▶ **What you will do**:
Lines holding the string "深圳市必有德计算机软件技术有限公司" are the ones to copy; find them all in the data.

[Extracted data entries]
•••

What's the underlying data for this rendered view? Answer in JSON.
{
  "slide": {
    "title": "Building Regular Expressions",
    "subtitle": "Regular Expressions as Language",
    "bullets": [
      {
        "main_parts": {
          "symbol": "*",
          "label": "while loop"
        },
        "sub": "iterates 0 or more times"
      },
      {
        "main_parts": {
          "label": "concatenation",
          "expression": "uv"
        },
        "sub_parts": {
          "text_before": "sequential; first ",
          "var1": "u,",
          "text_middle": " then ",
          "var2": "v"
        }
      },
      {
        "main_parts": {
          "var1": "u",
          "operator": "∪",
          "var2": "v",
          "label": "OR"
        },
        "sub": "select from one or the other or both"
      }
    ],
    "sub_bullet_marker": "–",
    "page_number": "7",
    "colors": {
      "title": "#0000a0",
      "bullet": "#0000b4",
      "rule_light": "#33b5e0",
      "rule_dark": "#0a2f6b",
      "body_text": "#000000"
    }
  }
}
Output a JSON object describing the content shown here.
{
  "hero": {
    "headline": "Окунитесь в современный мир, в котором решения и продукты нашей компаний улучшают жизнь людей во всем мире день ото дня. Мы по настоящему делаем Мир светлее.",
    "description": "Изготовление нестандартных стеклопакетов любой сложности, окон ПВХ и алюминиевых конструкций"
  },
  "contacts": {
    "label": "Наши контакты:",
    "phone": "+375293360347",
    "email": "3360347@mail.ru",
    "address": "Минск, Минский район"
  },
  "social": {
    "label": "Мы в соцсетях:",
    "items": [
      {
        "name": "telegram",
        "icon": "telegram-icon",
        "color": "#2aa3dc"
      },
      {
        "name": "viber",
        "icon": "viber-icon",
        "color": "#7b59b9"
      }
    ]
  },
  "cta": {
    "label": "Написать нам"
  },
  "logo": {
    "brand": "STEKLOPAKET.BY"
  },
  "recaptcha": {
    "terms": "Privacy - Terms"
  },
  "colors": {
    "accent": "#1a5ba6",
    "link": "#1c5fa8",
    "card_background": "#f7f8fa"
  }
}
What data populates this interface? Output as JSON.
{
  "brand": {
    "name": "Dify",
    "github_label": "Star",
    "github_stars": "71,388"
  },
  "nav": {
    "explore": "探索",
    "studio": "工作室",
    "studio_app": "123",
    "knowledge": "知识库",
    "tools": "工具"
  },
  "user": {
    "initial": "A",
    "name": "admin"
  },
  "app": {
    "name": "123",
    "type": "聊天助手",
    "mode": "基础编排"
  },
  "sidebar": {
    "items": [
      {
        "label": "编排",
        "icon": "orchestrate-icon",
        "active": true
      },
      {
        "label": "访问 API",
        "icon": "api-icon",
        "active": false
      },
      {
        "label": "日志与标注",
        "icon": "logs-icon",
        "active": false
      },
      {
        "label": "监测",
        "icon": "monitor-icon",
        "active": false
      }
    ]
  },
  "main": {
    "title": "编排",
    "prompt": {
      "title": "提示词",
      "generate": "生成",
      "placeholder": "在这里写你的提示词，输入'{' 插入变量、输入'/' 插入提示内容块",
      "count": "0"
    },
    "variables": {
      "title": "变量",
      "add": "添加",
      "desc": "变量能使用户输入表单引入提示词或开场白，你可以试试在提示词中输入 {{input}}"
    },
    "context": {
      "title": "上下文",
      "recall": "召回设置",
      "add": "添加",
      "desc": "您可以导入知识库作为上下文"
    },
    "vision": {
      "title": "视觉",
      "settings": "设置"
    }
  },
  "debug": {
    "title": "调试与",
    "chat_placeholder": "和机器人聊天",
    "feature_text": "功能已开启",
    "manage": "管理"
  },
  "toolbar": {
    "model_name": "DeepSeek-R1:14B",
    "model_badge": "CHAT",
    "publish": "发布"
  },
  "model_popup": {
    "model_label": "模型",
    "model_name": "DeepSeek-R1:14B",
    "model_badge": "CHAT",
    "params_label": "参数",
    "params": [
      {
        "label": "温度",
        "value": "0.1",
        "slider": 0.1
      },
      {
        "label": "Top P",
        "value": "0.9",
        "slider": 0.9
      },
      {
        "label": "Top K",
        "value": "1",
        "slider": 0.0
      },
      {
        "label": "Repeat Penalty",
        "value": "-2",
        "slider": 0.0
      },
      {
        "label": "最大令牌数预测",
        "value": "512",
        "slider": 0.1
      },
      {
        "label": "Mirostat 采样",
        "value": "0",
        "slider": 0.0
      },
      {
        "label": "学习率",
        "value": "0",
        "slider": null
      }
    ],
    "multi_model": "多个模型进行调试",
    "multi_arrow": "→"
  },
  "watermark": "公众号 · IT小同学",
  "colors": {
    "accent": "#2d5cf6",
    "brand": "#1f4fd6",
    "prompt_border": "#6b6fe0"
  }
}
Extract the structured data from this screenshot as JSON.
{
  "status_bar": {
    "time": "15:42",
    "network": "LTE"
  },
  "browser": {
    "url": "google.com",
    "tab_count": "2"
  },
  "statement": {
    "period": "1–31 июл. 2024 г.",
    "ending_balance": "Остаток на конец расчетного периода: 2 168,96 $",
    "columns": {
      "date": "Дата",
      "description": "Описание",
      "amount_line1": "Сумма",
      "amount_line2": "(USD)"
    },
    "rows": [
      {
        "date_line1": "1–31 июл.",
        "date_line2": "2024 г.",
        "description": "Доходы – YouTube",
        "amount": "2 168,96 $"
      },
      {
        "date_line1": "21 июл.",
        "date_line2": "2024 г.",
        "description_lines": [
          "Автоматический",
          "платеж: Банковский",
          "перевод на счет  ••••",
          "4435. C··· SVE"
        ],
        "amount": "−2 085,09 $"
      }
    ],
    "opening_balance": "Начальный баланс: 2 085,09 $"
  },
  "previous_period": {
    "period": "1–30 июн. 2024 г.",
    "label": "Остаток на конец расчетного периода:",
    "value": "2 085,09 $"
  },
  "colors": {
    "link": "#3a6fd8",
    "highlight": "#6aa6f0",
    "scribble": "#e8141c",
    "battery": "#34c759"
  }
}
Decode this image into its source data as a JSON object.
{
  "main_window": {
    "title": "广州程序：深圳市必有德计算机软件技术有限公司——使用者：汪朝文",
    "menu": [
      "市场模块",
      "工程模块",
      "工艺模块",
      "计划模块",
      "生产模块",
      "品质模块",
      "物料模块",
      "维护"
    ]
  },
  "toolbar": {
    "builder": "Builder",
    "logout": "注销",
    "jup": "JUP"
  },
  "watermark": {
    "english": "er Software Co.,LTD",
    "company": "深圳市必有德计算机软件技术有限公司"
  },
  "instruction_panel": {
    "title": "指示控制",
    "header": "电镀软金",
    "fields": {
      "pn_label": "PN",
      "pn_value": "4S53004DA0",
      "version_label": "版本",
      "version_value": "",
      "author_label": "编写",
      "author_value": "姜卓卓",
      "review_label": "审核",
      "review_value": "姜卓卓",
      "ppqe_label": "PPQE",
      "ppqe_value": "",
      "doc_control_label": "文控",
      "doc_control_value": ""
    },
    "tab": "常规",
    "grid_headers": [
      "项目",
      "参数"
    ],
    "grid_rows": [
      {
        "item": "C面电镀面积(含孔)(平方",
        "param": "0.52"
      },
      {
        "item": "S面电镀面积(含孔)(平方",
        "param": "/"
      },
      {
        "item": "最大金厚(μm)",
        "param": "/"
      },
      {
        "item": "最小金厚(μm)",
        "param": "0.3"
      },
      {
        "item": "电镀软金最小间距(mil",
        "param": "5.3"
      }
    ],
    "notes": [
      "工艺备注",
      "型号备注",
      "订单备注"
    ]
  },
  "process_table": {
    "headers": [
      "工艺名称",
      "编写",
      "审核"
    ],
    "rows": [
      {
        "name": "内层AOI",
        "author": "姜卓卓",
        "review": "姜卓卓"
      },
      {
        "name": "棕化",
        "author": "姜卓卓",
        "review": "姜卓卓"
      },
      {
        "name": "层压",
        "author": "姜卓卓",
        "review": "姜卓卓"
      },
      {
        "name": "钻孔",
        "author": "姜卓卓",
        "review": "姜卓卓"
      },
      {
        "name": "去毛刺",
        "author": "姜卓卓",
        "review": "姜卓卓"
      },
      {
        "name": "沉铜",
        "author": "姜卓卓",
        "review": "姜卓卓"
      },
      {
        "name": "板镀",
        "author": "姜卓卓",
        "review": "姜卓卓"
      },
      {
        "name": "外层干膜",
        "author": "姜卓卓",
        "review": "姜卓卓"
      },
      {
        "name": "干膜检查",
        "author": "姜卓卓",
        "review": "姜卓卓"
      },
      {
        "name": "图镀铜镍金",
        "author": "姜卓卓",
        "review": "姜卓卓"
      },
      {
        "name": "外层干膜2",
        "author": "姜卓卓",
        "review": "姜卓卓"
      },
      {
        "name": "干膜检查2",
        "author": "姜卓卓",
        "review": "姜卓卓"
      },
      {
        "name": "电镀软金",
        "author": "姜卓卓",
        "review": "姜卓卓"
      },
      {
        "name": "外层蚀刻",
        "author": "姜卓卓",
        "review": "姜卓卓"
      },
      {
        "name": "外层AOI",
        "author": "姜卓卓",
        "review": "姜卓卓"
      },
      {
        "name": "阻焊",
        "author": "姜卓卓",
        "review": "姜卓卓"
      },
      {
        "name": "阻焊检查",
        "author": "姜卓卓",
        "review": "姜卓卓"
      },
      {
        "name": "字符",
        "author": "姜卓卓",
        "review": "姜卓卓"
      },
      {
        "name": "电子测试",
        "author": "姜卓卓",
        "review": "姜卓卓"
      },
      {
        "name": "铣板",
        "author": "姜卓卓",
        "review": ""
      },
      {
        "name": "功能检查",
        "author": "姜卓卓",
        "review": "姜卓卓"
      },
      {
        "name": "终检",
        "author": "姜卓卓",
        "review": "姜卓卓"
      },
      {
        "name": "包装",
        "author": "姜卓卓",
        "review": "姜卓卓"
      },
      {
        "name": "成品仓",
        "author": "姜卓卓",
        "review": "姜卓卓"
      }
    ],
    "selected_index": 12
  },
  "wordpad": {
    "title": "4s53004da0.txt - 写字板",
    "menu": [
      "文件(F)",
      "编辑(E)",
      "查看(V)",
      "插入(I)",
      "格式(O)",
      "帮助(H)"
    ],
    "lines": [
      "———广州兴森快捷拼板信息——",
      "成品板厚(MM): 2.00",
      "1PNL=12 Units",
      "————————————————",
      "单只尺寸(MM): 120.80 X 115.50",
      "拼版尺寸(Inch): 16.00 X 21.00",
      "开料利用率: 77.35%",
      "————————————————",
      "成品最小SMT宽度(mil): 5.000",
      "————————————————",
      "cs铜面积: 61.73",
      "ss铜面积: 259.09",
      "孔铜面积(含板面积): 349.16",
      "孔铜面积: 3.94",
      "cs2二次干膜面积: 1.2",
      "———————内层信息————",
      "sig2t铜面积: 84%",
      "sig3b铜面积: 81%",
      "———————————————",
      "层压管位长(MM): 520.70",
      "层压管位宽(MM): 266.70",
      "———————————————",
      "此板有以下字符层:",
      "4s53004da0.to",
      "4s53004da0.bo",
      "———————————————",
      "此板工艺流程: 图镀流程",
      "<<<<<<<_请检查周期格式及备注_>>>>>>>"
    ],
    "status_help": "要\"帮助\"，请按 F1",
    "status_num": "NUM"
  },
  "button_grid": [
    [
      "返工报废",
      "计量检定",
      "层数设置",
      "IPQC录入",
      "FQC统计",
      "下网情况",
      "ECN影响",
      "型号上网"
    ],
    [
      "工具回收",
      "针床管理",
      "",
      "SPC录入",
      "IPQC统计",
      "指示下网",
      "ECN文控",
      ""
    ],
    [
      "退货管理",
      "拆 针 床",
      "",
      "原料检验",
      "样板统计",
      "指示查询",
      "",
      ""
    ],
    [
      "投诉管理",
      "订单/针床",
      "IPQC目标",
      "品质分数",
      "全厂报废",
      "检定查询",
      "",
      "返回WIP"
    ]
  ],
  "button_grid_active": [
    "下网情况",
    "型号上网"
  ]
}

•••

▶ **Result**:
    "title": "广州程序：深圳市必有德计算机软件技术有限公司——使用者：汪朝文",
    "company": "深圳市必有德计算机软件技术有限公司"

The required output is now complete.